══ Input material

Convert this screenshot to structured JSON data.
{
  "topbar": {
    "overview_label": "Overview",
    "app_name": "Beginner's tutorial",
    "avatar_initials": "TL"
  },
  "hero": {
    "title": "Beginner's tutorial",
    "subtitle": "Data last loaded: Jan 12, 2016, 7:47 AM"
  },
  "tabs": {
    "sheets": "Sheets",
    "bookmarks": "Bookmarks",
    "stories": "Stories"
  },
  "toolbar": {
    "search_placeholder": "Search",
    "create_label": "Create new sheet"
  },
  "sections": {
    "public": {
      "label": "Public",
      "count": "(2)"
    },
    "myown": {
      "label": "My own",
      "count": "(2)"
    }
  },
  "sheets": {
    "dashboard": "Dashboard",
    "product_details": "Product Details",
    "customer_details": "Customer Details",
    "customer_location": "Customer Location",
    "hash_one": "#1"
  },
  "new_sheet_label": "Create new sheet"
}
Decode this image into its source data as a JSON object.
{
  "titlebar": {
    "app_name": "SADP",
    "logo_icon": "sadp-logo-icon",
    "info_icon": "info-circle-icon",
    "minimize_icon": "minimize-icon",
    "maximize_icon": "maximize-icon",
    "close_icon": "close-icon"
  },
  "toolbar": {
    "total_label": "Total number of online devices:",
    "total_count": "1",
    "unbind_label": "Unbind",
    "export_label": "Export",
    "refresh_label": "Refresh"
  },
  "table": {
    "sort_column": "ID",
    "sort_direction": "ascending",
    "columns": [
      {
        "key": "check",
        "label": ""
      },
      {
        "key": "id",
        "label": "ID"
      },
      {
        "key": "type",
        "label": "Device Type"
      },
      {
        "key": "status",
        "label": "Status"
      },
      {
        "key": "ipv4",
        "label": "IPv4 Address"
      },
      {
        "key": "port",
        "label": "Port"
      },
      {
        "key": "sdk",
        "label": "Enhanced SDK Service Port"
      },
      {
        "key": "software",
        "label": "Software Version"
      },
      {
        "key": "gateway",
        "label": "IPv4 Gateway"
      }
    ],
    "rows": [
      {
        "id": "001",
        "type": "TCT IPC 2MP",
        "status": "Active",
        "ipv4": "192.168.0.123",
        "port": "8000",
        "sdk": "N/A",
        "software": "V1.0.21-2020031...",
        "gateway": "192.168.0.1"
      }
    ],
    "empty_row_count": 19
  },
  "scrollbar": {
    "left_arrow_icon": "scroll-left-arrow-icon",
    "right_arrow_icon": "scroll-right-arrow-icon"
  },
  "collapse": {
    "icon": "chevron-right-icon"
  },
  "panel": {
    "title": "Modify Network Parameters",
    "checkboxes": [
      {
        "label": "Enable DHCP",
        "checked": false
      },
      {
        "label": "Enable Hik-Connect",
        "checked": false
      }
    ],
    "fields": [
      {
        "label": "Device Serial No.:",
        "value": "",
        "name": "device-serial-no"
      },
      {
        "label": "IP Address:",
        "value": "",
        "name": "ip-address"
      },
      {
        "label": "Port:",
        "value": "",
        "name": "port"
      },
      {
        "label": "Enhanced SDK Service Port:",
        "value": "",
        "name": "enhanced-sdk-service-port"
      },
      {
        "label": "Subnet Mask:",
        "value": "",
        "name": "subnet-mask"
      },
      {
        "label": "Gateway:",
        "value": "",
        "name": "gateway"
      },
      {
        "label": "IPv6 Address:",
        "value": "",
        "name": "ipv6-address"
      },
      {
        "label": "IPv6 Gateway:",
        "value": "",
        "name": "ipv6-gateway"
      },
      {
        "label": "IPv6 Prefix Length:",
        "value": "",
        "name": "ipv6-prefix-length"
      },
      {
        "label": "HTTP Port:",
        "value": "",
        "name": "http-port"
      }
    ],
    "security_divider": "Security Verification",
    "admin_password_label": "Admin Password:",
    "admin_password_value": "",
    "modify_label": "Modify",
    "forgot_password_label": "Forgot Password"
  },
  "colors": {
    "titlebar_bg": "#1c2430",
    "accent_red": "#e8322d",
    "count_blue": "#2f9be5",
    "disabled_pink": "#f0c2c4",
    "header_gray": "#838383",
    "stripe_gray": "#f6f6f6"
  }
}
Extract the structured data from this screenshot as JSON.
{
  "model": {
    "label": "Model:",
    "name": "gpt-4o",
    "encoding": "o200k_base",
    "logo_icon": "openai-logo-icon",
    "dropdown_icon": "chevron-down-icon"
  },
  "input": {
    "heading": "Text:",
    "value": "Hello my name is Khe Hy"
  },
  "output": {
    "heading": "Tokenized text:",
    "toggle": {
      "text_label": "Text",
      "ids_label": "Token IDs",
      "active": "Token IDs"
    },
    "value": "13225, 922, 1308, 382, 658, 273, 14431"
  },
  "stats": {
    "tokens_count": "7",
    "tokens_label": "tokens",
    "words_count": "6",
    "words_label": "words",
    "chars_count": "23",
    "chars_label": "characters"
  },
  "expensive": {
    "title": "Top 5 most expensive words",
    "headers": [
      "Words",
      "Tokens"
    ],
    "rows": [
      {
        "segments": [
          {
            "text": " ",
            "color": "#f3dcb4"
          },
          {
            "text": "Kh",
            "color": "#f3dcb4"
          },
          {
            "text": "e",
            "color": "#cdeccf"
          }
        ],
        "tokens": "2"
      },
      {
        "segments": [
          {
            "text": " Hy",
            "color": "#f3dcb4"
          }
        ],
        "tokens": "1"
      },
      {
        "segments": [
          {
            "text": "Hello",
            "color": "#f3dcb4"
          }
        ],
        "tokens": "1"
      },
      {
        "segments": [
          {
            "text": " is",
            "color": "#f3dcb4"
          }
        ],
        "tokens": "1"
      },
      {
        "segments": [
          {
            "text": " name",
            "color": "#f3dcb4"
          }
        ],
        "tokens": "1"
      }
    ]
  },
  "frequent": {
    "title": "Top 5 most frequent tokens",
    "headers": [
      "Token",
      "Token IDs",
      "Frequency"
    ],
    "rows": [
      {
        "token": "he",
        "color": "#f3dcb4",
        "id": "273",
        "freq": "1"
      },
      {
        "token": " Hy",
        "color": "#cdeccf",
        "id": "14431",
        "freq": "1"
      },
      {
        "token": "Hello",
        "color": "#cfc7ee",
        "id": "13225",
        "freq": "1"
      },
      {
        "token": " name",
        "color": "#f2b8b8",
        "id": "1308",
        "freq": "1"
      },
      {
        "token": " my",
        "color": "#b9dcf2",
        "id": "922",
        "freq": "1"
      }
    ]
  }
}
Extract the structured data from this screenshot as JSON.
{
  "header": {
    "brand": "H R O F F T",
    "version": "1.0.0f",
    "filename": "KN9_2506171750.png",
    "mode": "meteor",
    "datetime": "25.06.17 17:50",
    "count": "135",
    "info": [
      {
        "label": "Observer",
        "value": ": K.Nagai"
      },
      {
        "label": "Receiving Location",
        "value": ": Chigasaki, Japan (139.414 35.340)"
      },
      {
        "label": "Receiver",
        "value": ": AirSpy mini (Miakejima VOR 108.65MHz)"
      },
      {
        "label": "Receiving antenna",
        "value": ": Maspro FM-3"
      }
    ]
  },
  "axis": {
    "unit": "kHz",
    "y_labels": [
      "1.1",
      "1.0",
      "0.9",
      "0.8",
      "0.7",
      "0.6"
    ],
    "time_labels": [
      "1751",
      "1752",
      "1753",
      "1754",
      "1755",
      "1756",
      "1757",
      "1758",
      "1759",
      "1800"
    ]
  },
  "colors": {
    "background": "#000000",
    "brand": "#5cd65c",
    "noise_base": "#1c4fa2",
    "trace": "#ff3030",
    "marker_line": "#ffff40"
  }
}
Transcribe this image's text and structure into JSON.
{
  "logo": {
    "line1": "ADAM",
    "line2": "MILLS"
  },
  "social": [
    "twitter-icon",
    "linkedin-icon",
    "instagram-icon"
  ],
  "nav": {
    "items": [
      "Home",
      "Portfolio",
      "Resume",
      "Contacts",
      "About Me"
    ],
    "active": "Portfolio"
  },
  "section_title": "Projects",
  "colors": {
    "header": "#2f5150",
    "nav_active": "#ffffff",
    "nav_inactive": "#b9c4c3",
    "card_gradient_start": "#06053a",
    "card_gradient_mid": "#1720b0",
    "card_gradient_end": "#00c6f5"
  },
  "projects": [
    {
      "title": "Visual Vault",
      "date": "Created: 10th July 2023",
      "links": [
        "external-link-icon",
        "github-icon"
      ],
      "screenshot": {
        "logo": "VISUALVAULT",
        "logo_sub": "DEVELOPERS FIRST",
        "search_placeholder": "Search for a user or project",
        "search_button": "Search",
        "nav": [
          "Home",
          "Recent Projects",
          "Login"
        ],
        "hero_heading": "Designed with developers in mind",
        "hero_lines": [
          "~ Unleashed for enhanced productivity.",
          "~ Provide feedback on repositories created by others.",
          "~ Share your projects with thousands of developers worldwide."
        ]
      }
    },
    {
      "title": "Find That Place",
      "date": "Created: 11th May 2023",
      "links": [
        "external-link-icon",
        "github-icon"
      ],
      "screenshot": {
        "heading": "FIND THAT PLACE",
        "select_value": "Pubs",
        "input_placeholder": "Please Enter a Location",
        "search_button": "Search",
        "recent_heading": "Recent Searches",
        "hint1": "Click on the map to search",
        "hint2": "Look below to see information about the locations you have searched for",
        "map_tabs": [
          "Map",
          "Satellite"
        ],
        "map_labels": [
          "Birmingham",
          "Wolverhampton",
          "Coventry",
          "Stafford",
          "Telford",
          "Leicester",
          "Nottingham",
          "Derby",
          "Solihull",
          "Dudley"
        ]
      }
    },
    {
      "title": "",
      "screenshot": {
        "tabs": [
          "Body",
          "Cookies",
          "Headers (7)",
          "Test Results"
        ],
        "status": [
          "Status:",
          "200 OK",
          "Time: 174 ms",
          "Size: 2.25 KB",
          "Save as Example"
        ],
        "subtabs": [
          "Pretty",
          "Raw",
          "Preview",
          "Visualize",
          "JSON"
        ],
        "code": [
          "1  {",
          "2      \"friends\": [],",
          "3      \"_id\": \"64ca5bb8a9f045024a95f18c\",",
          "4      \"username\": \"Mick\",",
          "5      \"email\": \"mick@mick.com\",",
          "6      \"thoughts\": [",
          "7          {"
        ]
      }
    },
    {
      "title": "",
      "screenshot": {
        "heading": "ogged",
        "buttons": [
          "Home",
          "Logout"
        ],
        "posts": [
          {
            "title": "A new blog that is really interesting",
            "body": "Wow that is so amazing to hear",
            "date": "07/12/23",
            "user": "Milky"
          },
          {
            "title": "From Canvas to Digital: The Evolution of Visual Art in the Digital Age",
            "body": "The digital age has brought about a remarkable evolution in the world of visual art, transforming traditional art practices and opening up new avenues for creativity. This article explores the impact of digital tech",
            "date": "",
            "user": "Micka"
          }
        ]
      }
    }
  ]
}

════

__Directions__
Gather all lines with the string "image" from the data.

__Task solution__
Decode this image into its source data as a JSON object.
Transcribe this image's text and structure into JSON.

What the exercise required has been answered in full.